» **AIM OF THE EXERCISE**:
Go through the material below and copy each line where the word "name" appears.

==== DATA TO USE

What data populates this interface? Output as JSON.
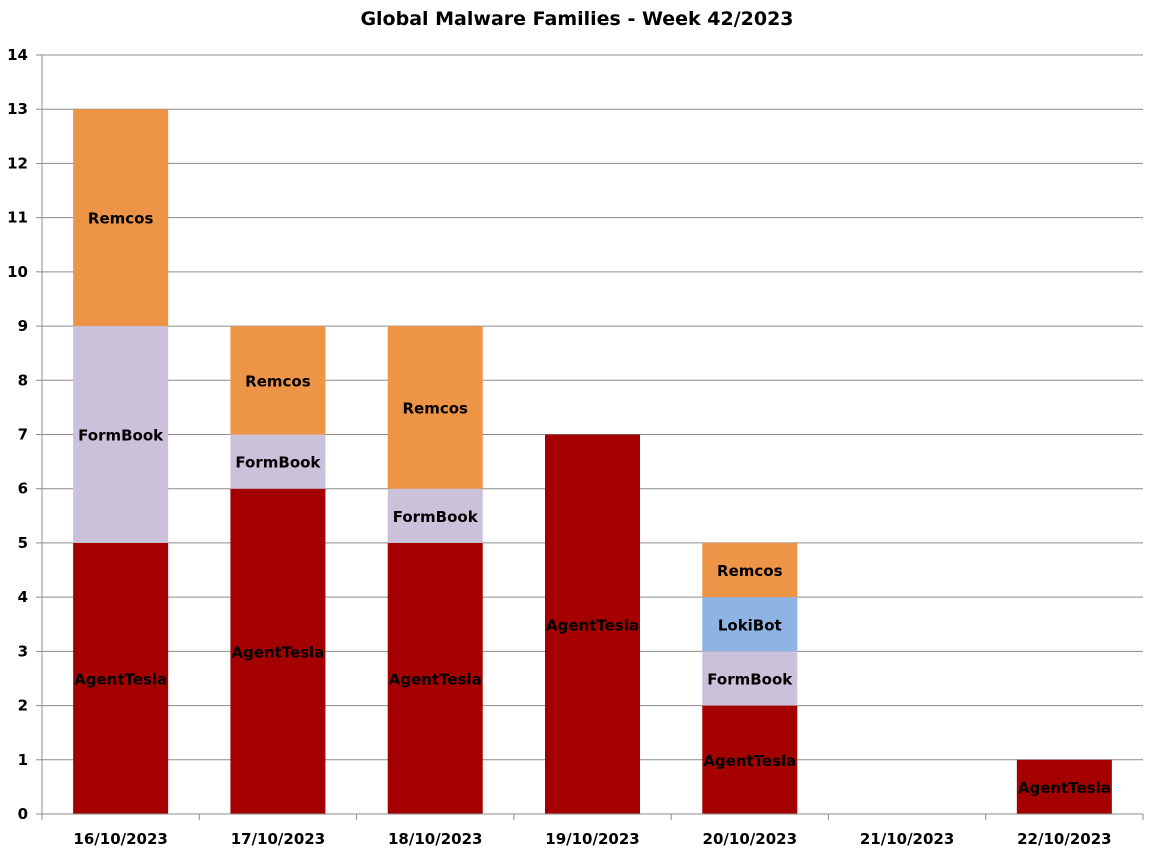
{
  "chart_data": {
    "type": "bar",
    "stacked": true,
    "title": "Global Malware Families - Week 42/2023",
    "xlabel": "",
    "ylabel": "",
    "ylim": [
      0,
      14
    ],
    "yticks": [
      0,
      1,
      2,
      3,
      4,
      5,
      6,
      7,
      8,
      9,
      10,
      11,
      12,
      13,
      14
    ],
    "grid": true,
    "legend": "none (segment labels inside bars)",
    "categories": [
      "16/10/2023",
      "17/10/2023",
      "18/10/2023",
      "19/10/2023",
      "20/10/2023",
      "21/10/2023",
      "22/10/2023"
    ],
    "series": [
      {
        "name": "AgentTesla",
        "color": "#a50000",
        "values": [
          5,
          6,
          5,
          7,
          2,
          0,
          1
        ]
      },
      {
        "name": "FormBook",
        "color": "#ccc1da",
        "values": [
          4,
          1,
          1,
          0,
          1,
          0,
          0
        ]
      },
      {
        "name": "LokiBot",
        "color": "#8eb4e3",
        "values": [
          0,
          0,
          0,
          0,
          1,
          0,
          0
        ]
      },
      {
        "name": "Remcos",
        "color": "#ed9447",
        "values": [
          4,
          2,
          3,
          0,
          1,
          0,
          0
        ]
      }
    ]
  }
}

========

» **FINISHED EXERCISE**:
        "name": "AgentTesla",
        "name": "FormBook",
        "name": "LokiBot",
        "name": "Remcos",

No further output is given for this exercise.